++++ Information provided

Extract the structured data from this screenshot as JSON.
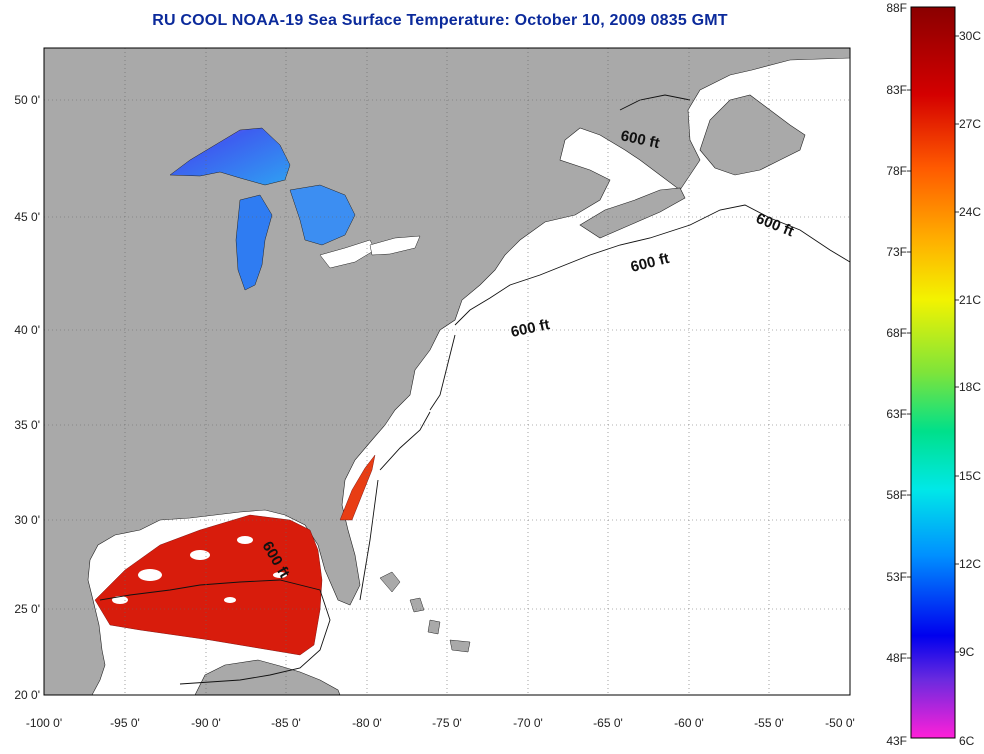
{
  "title": "RU COOL  NOAA-19  Sea Surface Temperature:  October 10, 2009 0835 GMT",
  "axes": {
    "lon_labels": [
      "-100 0'",
      "-95 0'",
      "-90 0'",
      "-85 0'",
      "-80 0'",
      "-75 0'",
      "-70 0'",
      "-65 0'",
      "-60 0'",
      "-55 0'",
      "-50 0'"
    ],
    "lat_labels": [
      "50 0'",
      "45 0'",
      "40 0'",
      "35 0'",
      "30 0'",
      "25 0'",
      "20 0'"
    ]
  },
  "contour_labels": [
    "600 ft",
    "600 ft",
    "600 ft",
    "600 ft",
    "600 ft"
  ],
  "colorbar": {
    "fahrenheit": [
      "88F",
      "83F",
      "78F",
      "73F",
      "68F",
      "63F",
      "58F",
      "53F",
      "48F",
      "43F"
    ],
    "celsius": [
      "30C",
      "27C",
      "24C",
      "21C",
      "18C",
      "15C",
      "12C",
      "9C",
      "6C"
    ]
  },
  "colors": {
    "land": "#a9a9a9",
    "ocean": "#ffffff",
    "sst_warm": "#d81c0c",
    "sst_lakes": "#2f7cf2",
    "title": "#0b2a9b"
  }
}
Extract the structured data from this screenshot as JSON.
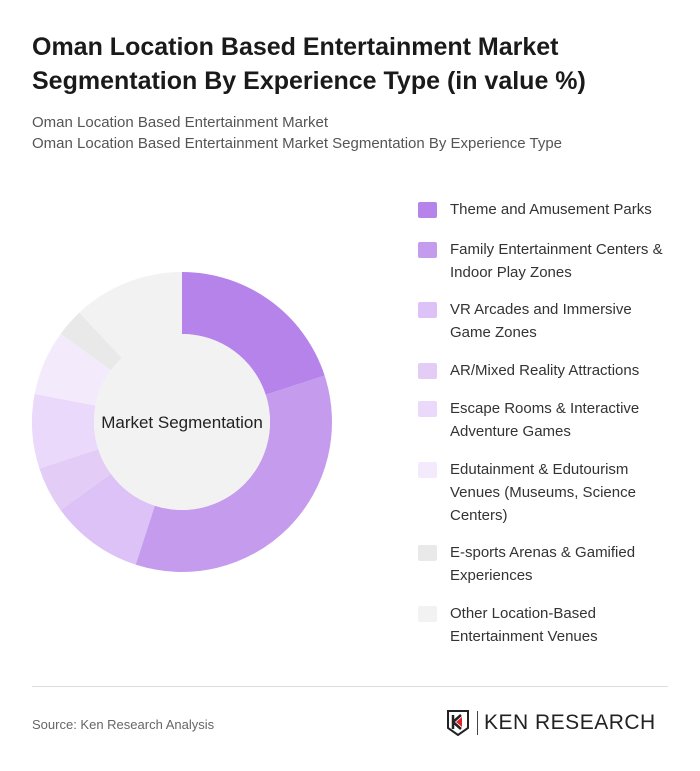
{
  "title": "Oman Location Based Entertainment Market Segmentation By Experience Type (in value %)",
  "subtitle1": "Oman Location Based Entertainment Market",
  "subtitle2": "Oman Location Based Entertainment Market Segmentation By Experience Type",
  "source": "Source: Ken Research Analysis",
  "logo_text": "KEN RESEARCH",
  "chart_data": {
    "type": "pie",
    "donut": true,
    "center_label": "Market Segmentation",
    "legend_position": "right",
    "categories": [
      "Theme and Amusement Parks",
      "Family Entertainment Centers & Indoor Play Zones",
      "VR Arcades and Immersive Game Zones",
      "AR/Mixed Reality Attractions",
      "Escape Rooms & Interactive Adventure Games",
      "Edutainment & Edutourism Venues (Museums, Science Centers)",
      "E-sports Arenas & Gamified Experiences",
      "Other Location-Based Entertainment Venues"
    ],
    "values": [
      20,
      35,
      10,
      5,
      8,
      7,
      3,
      12
    ],
    "colors": [
      "#b583ea",
      "#c59ced",
      "#dcc2f6",
      "#e3cdf7",
      "#ead9fa",
      "#f3ebfc",
      "#e9e9e9",
      "#f2f2f2"
    ]
  }
}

++++++++

[Description of the task] Nothing but the pictures may be dropped; output the records above exactly.

[Solved problem]
Extract the structured data from this screenshot as JSON.
{
  "title": "RU COOL  NOAA-19  Sea Surface Temperature:  October 10, 2009 0835 GMT",
  "axes": {
    "lon_labels": [
      "-100 0'",
      "-95 0'",
      "-90 0'",
      "-85 0'",
      "-80 0'",
      "-75 0'",
      "-70 0'",
      "-65 0'",
      "-60 0'",
      "-55 0'",
      "-50 0'"
    ],
    "lat_labels": [
      "50 0'",
      "45 0'",
      "40 0'",
      "35 0'",
      "30 0'",
      "25 0'",
      "20 0'"
    ]
  },
  "contour_labels": [
    "600 ft",
    "600 ft",
    "600 ft",
    "600 ft",
    "600 ft"
  ],
  "colorbar": {
    "fahrenheit": [
      "88F",
      "83F",
      "78F",
      "73F",
      "68F",
      "63F",
      "58F",
      "53F",
      "48F",
      "43F"
    ],
    "celsius": [
      "30C",
      "27C",
      "24C",
      "21C",
      "18C",
      "15C",
      "12C",
      "9C",
      "6C"
    ]
  },
  "colors": {
    "land": "#a9a9a9",
    "ocean": "#ffffff",
    "sst_warm": "#d81c0c",
    "sst_lakes": "#2f7cf2",
    "title": "#0b2a9b"
  }
}
Extract the structured data from this screenshot as JSON.
{
  "title": "Oman Location Based Entertainment Market Segmentation By Experience Type (in value %)",
  "subtitle1": "Oman Location Based Entertainment Market",
  "subtitle2": "Oman Location Based Entertainment Market Segmentation By Experience Type",
  "source": "Source: Ken Research Analysis",
  "logo_text": "KEN RESEARCH",
  "chart_data": {
    "type": "pie",
    "donut": true,
    "center_label": "Market Segmentation",
    "legend_position": "right",
    "categories": [
      "Theme and Amusement Parks",
      "Family Entertainment Centers & Indoor Play Zones",
      "VR Arcades and Immersive Game Zones",
      "AR/Mixed Reality Attractions",
      "Escape Rooms & Interactive Adventure Games",
      "Edutainment & Edutourism Venues (Museums, Science Centers)",
      "E-sports Arenas & Gamified Experiences",
      "Other Location-Based Entertainment Venues"
    ],
    "values": [
      20,
      35,
      10,
      5,
      8,
      7,
      3,
      12
    ],
    "colors": [
      "#b583ea",
      "#c59ced",
      "#dcc2f6",
      "#e3cdf7",
      "#ead9fa",
      "#f3ebfc",
      "#e9e9e9",
      "#f2f2f2"
    ]
  }
}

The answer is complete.